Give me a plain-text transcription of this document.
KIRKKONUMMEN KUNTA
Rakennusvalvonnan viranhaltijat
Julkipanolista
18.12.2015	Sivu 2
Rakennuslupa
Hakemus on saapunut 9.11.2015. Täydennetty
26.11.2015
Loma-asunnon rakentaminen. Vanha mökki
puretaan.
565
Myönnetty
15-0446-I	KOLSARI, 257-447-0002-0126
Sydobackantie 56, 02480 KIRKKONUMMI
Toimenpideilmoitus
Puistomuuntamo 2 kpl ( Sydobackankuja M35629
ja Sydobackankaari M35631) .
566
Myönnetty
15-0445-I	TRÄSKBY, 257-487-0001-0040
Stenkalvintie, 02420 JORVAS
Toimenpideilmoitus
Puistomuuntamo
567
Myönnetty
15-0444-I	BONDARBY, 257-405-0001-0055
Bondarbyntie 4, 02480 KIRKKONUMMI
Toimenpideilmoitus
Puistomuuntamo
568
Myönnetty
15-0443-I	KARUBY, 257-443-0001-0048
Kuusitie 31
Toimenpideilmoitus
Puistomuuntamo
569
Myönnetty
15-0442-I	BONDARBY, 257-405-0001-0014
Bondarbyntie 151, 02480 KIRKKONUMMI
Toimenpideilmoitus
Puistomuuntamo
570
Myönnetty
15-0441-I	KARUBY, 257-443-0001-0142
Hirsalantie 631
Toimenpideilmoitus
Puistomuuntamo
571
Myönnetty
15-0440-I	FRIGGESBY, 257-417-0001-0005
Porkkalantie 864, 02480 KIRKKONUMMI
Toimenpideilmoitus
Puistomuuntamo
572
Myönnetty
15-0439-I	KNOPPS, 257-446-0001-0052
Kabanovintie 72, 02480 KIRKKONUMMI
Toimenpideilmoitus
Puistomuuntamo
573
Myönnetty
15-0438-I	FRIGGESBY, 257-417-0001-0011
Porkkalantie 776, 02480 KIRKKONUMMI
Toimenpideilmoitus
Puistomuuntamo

» **Problem to solve**
Repeat the entries above exactly, leaving nothing out.

» **Complete output**
Give me a plain-text transcription of this document.
KIRKKONUMMEN KUNTA
Rakennusvalvonnan viranhaltijat
Julkipanolista
18.12.2015	Sivu 2
Rakennuslupa
Hakemus on saapunut 9.11.2015. Täydennetty
26.11.2015
Loma-asunnon rakentaminen. Vanha mökki
puretaan.
565
Myönnetty
15-0446-I	KOLSARI, 257-447-0002-0126
Sydobackantie 56, 02480 KIRKKONUMMI
Toimenpideilmoitus
Puistomuuntamo 2 kpl ( Sydobackankuja M35629
ja Sydobackankaari M35631) .
566
Myönnetty
15-0445-I	TRÄSKBY, 257-487-0001-0040
Stenkalvintie, 02420 JORVAS
Toimenpideilmoitus
Puistomuuntamo
567
Myönnetty
15-0444-I	BONDARBY, 257-405-0001-0055
Bondarbyntie 4, 02480 KIRKKONUMMI
Toimenpideilmoitus
Puistomuuntamo
568
Myönnetty
15-0443-I	KARUBY, 257-443-0001-0048
Kuusitie 31
Toimenpideilmoitus
Puistomuuntamo
569
Myönnetty
15-0442-I	BONDARBY, 257-405-0001-0014
Bondarbyntie 151, 02480 KIRKKONUMMI
Toimenpideilmoitus
Puistomuuntamo
570
Myönnetty
15-0441-I	KARUBY, 257-443-0001-0142
Hirsalantie 631
Toimenpideilmoitus
Puistomuuntamo
571
Myönnetty
15-0440-I	FRIGGESBY, 257-417-0001-0005
Porkkalantie 864, 02480 KIRKKONUMMI
Toimenpideilmoitus
Puistomuuntamo
572
Myönnetty
15-0439-I	KNOPPS, 257-446-0001-0052
Kabanovintie 72, 02480 KIRKKONUMMI
Toimenpideilmoitus
Puistomuuntamo
573
Myönnetty
15-0438-I	FRIGGESBY, 257-417-0001-0011
Porkkalantie 776, 02480 KIRKKONUMMI
Toimenpideilmoitus
Puistomuuntamo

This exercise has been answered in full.